Problems and tasks
1. From the web accessibility excerpt, translate this sentence into Spanish: "For a deaf person it could mean closed captioning for video material or transcripts for audio on a website."
2. Carry the web accessibility excerpt forward, picking up right after its final sentence.

Excerpt provided
WHAT DOES WEB ACCESSIBILITY LOOK LIKE IN THE REAL WORLD?
For a blind person it could mean equivalent alternative text, or “Alt Text,” which seeks to describe an image with words.

For an individual with limited physical mobility, it could mean keyboard inputs that would eliminate the need for a mouse – an example might be speech inputs, which is an assistive technology that mimics the use a keyboard.

For a deaf person it could mean closed captioning for video material or transcripts for audio on a website.

For an individual with speech-related disabilities, it could mean including website communication channels beyond simply providing a phone number to call.

For someone with neurological impairments, it could mean providing clear website navigation tools, a clean site layout, blinking or flickering content that can be turned off.

And, for those with color sensitivities or limited vision, the ability to change color contrasts or adjust font sizes.

WHY IS THIS AN IMPORTANT ISSUE?

By one government estimate, one in five Americans has a disability – that’s almost 20% of the U.S. population. Equal access and use of the internet, in many cases, means equal rights and equal opportunity. Congress has recognized this too and, in1990, passed the Americans with Disabilities Act which seeks to guarantee equal access, equal rights and equal opportunity to those with disabilities in important areas of their lives, including education (school), on the job (workplace), and in other “places of public accommodation.”

WHAT’S A “PLACE OF PUBLIC ACCOMMODATION”?

Title III of the ADA, which applies to private businesses, discusses places of public accommodation.

Provided data
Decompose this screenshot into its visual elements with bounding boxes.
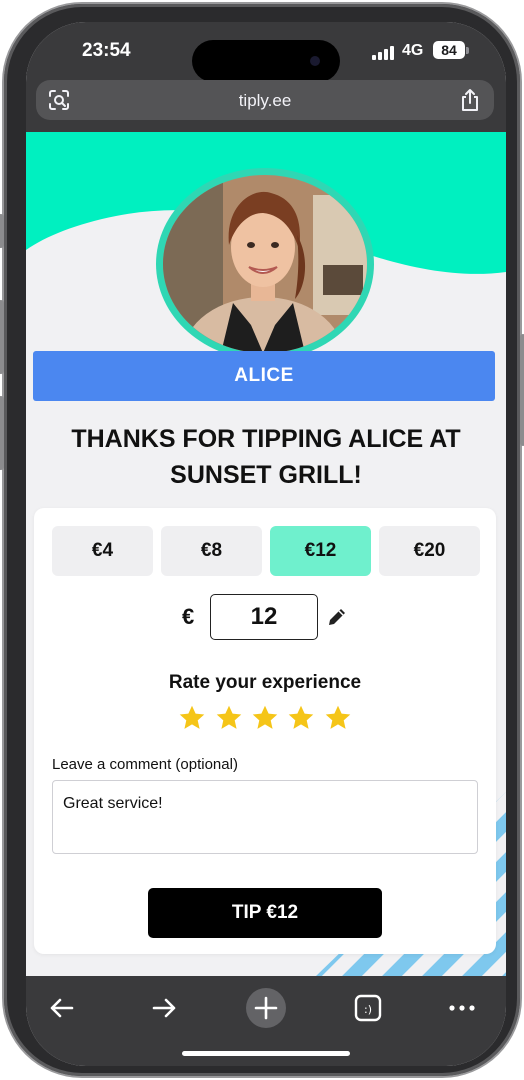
tip-amount-options: €4 €8 €12 €20: [52, 526, 480, 576]
url-text[interactable]: tiply.ee: [36, 91, 494, 111]
network-label: 4G: [402, 42, 424, 59]
volume-down-button: [0, 396, 4, 470]
more-icon[interactable]: [442, 988, 482, 1028]
volume-up-button: [0, 300, 4, 374]
forward-arrow-icon[interactable]: [144, 988, 184, 1028]
tip-option-4[interactable]: €4: [52, 526, 153, 576]
screen: 23:54 4G 84 tiply.ee ALICE THANKS FOR TI…: [26, 22, 506, 1066]
profile-name-bar: ALICE: [33, 351, 495, 401]
comment-label: Leave a comment (optional): [52, 756, 238, 773]
custom-amount-input[interactable]: 12: [210, 594, 318, 640]
star-rating[interactable]: [34, 704, 496, 737]
star-icon[interactable]: [178, 704, 206, 732]
custom-amount-row: € 12: [34, 594, 496, 640]
battery-icon: 84: [433, 41, 465, 59]
dynamic-island: [192, 40, 340, 82]
star-icon[interactable]: [251, 704, 279, 732]
tip-page: ALICE THANKS FOR TIPPING ALICE AT SUNSET…: [26, 132, 506, 976]
tip-card: €4 €8 €12 €20 € 12 Rate your experience: [34, 508, 496, 954]
mute-switch: [0, 214, 4, 248]
signal-icon: [372, 46, 394, 60]
star-icon[interactable]: [324, 704, 352, 732]
back-arrow-icon[interactable]: [42, 988, 82, 1028]
tip-option-20[interactable]: €20: [379, 526, 480, 576]
avatar-photo: [163, 175, 367, 353]
power-button: [520, 334, 524, 446]
star-icon[interactable]: [287, 704, 315, 732]
submit-tip-button[interactable]: TIP €12: [148, 888, 382, 938]
avatar-ring: [156, 168, 374, 360]
browser-toolbar: :): [26, 976, 506, 1066]
url-bar[interactable]: tiply.ee: [36, 80, 494, 120]
currency-symbol: €: [182, 604, 195, 629]
pencil-icon[interactable]: [326, 606, 348, 628]
tip-option-8[interactable]: €8: [161, 526, 262, 576]
avatar: [163, 175, 367, 353]
star-icon[interactable]: [215, 704, 243, 732]
tip-option-12[interactable]: €12: [270, 526, 371, 576]
comment-textarea[interactable]: Great service!: [52, 780, 478, 854]
tabs-icon[interactable]: :): [348, 988, 388, 1028]
page-title: THANKS FOR TIPPING ALICE AT SUNSET GRILL…: [71, 425, 461, 489]
rating-label: Rate your experience: [168, 672, 362, 693]
browser-top-bar: 23:54 4G 84 tiply.ee: [26, 22, 506, 132]
plus-icon[interactable]: [246, 988, 286, 1028]
battery-tip: [466, 47, 469, 54]
home-indicator: [182, 1051, 350, 1056]
phone-frame: 23:54 4G 84 tiply.ee ALICE THANKS FOR TI…: [0, 4, 524, 1076]
status-time: 23:54: [82, 40, 131, 61]
svg-text::): :): [364, 1003, 372, 1016]
share-icon[interactable]: [460, 88, 480, 112]
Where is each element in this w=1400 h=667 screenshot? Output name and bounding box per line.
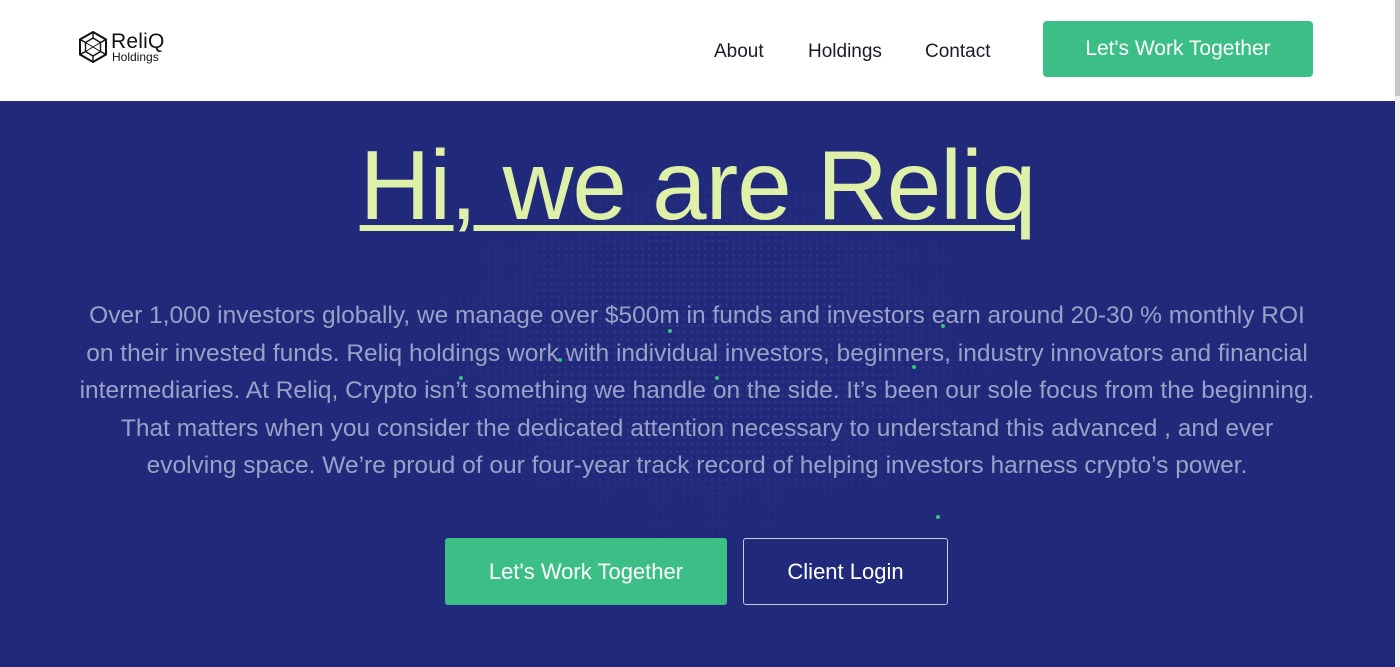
logo-name: ReliQ [111, 30, 165, 53]
decorative-dot [912, 365, 916, 369]
logo-text: ReliQ Holdings [111, 31, 165, 63]
scrollbar-thumb[interactable] [1395, 0, 1400, 96]
scrollbar[interactable] [1395, 0, 1400, 667]
nav-link-holdings[interactable]: Holdings [808, 41, 882, 63]
page: ReliQ Holdings About Holdings Contact Le… [0, 0, 1400, 667]
nav-link-contact[interactable]: Contact [925, 41, 990, 63]
nav-link-about[interactable]: About [714, 41, 764, 63]
hero-title: Hi, we are Reliq [0, 130, 1395, 240]
work-together-button[interactable]: Let's Work Together [445, 538, 727, 605]
header-work-together-button[interactable]: Let's Work Together [1043, 21, 1313, 77]
hero-description: Over 1,000 investors globally, we manage… [79, 302, 1315, 479]
logo-subtitle: Holdings [112, 50, 159, 64]
hexagon-network-icon [78, 30, 108, 64]
decorative-dot [558, 358, 562, 362]
logo[interactable]: ReliQ Holdings [78, 30, 165, 64]
decorative-dot [459, 376, 463, 380]
decorative-dot [668, 329, 672, 333]
hero-title-text: Hi, we are Reliq [359, 130, 1037, 240]
site-header: ReliQ Holdings About Holdings Contact Le… [0, 0, 1395, 101]
decorative-dot [941, 324, 945, 328]
decorative-dot [936, 515, 940, 519]
client-login-button[interactable]: Client Login [743, 538, 948, 605]
decorative-dot [715, 376, 719, 380]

Solved problems
1. Para una persona sorda, podría significar subtítulos para el material de video o transcripciones del audio en un sitio web.

2.
“No individual shall be discriminated against on the basis of a disability in the full and equal enjoyment of the goods, services, facilities, privileges, advantages or accommodations of any place of public accommodation by any person who owns, leases (or leases to), or operates a place of public accommodation.”

More specifically, Title III identifies 12 different categories of covered entities that would be considered places of public accommodation – these include:
1. Places of lodging like hotels
2. Places serving food or drink like bars or restaurants
3. Places for exhibitions or entertainment like movie theaters, concert halls or stadiums
4. Places of public gathering like auditoriums and convention centers
5. Sales or rental establishments like shopping centers and grocery stores
6. Service establishments like barber shop, funeral parlors and professional offices
7. Public transportation stations like bus or rail terminals
8. Places for public displays or collections like museums and libraries
9. Places of recreation like parks, zoos and amusement parks
10. Places of education like schools, colleges and universities
11. Social services centers like homeless shelters and food banks
12. Places for exercise or recreation like gyms, health spas and golf courses

DOES TITLE III IDENTIFY ANY EXCEPTIONS?
Yes. “Private clubs” and “religious organizations” (or entities controlled by religious organizations) are exempt under Title III and are not considered places of public accommodation.

Unfortunately, it’s a bit more complicated than that. What if a private club leases out a portion of its space to the public (i.e., a non-member of the private club)? What about a private daycare center located in a portion of a church?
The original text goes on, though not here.